→ **Exercise description**: Write out the full set of records below exactly.

→ **Records to use**:
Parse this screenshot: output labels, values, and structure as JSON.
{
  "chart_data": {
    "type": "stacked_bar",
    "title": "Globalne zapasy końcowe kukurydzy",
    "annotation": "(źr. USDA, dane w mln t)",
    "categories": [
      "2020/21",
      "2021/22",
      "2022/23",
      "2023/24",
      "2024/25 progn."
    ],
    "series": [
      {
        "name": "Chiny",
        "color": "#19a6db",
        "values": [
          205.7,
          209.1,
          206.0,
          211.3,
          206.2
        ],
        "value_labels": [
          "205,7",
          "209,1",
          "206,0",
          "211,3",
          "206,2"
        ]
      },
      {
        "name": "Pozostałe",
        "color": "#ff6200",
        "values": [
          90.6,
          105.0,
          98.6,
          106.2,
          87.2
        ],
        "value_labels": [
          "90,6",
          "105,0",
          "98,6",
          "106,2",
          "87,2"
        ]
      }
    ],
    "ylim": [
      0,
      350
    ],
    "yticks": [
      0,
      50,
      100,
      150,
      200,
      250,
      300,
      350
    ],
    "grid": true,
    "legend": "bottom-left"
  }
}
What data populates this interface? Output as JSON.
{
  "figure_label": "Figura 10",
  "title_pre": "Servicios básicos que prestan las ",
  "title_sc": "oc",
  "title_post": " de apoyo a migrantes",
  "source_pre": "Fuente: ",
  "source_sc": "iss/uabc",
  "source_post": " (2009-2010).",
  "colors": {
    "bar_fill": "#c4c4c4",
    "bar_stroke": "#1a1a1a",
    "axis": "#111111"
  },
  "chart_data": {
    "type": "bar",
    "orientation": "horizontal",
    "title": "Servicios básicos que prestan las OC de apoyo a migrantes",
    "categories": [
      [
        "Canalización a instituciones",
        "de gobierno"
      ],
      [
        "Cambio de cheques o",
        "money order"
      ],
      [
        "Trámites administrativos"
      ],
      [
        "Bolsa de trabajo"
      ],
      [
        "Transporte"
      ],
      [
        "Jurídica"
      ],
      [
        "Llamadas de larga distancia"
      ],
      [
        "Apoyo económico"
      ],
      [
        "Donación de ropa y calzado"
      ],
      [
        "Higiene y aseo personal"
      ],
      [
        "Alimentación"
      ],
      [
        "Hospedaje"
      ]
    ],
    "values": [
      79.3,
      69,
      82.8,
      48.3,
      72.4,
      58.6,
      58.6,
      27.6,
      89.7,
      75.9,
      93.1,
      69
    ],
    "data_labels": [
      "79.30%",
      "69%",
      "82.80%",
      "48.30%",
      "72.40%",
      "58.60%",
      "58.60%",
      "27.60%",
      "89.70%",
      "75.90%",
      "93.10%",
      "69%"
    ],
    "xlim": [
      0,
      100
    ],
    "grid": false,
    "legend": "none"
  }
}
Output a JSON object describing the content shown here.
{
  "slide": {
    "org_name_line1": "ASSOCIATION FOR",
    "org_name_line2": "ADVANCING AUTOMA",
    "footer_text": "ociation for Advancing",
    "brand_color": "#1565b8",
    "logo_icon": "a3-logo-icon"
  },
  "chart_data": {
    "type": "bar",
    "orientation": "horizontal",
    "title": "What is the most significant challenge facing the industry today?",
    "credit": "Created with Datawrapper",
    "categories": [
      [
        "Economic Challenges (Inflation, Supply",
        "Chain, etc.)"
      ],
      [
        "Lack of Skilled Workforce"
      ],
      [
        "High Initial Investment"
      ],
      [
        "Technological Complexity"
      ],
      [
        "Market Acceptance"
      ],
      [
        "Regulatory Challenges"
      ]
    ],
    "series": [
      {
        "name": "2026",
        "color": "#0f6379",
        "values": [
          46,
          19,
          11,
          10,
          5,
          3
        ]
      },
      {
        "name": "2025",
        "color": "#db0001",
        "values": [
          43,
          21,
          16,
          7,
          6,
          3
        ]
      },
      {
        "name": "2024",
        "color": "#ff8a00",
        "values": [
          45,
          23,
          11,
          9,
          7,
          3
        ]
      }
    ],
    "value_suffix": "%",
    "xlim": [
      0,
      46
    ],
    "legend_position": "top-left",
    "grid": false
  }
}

→ **Correct output**:
Parse this screenshot: output labels, values, and structure as JSON.
{
  "chart_data": {
    "type": "stacked_bar",
    "title": "Globalne zapasy końcowe kukurydzy",
    "annotation": "(źr. USDA, dane w mln t)",
    "categories": [
      "2020/21",
      "2021/22",
      "2022/23",
      "2023/24",
      "2024/25 progn."
    ],
    "series": [
      {
        "name": "Chiny",
        "color": "#19a6db",
        "values": [
          205.7,
          209.1,
          206.0,
          211.3,
          206.2
        ],
        "value_labels": [
          "205,7",
          "209,1",
          "206,0",
          "211,3",
          "206,2"
        ]
      },
      {
        "name": "Pozostałe",
        "color": "#ff6200",
        "values": [
          90.6,
          105.0,
          98.6,
          106.2,
          87.2
        ],
        "value_labels": [
          "90,6",
          "105,0",
          "98,6",
          "106,2",
          "87,2"
        ]
      }
    ],
    "ylim": [
      0,
      350
    ],
    "yticks": [
      0,
      50,
      100,
      150,
      200,
      250,
      300,
      350
    ],
    "grid": true,
    "legend": "bottom-left"
  }
}
What data populates this interface? Output as JSON.
{
  "figure_label": "Figura 10",
  "title_pre": "Servicios básicos que prestan las ",
  "title_sc": "oc",
  "title_post": " de apoyo a migrantes",
  "source_pre": "Fuente: ",
  "source_sc": "iss/uabc",
  "source_post": " (2009-2010).",
  "colors": {
    "bar_fill": "#c4c4c4",
    "bar_stroke": "#1a1a1a",
    "axis": "#111111"
  },
  "chart_data": {
    "type": "bar",
    "orientation": "horizontal",
    "title": "Servicios básicos que prestan las OC de apoyo a migrantes",
    "categories": [
      [
        "Canalización a instituciones",
        "de gobierno"
      ],
      [
        "Cambio de cheques o",
        "money order"
      ],
      [
        "Trámites administrativos"
      ],
      [
        "Bolsa de trabajo"
      ],
      [
        "Transporte"
      ],
      [
        "Jurídica"
      ],
      [
        "Llamadas de larga distancia"
      ],
      [
        "Apoyo económico"
      ],
      [
        "Donación de ropa y calzado"
      ],
      [
        "Higiene y aseo personal"
      ],
      [
        "Alimentación"
      ],
      [
        "Hospedaje"
      ]
    ],
    "values": [
      79.3,
      69,
      82.8,
      48.3,
      72.4,
      58.6,
      58.6,
      27.6,
      89.7,
      75.9,
      93.1,
      69
    ],
    "data_labels": [
      "79.30%",
      "69%",
      "82.80%",
      "48.30%",
      "72.40%",
      "58.60%",
      "58.60%",
      "27.60%",
      "89.70%",
      "75.90%",
      "93.10%",
      "69%"
    ],
    "xlim": [
      0,
      100
    ],
    "grid": false,
    "legend": "none"
  }
}
Output a JSON object describing the content shown here.
{
  "slide": {
    "org_name_line1": "ASSOCIATION FOR",
    "org_name_line2": "ADVANCING AUTOMA",
    "footer_text": "ociation for Advancing",
    "brand_color": "#1565b8",
    "logo_icon": "a3-logo-icon"
  },
  "chart_data": {
    "type": "bar",
    "orientation": "horizontal",
    "title": "What is the most significant challenge facing the industry today?",
    "credit": "Created with Datawrapper",
    "categories": [
      [
        "Economic Challenges (Inflation, Supply",
        "Chain, etc.)"
      ],
      [
        "Lack of Skilled Workforce"
      ],
      [
        "High Initial Investment"
      ],
      [
        "Technological Complexity"
      ],
      [
        "Market Acceptance"
      ],
      [
        "Regulatory Challenges"
      ]
    ],
    "series": [
      {
        "name": "2026",
        "color": "#0f6379",
        "values": [
          46,
          19,
          11,
          10,
          5,
          3
        ]
      },
      {
        "name": "2025",
        "color": "#db0001",
        "values": [
          43,
          21,
          16,
          7,
          6,
          3
        ]
      },
      {
        "name": "2024",
        "color": "#ff8a00",
        "values": [
          45,
          23,
          11,
          9,
          7,
          3
        ]
      }
    ],
    "value_suffix": "%",
    "xlim": [
      0,
      46
    ],
    "legend_position": "top-left",
    "grid": false
  }
}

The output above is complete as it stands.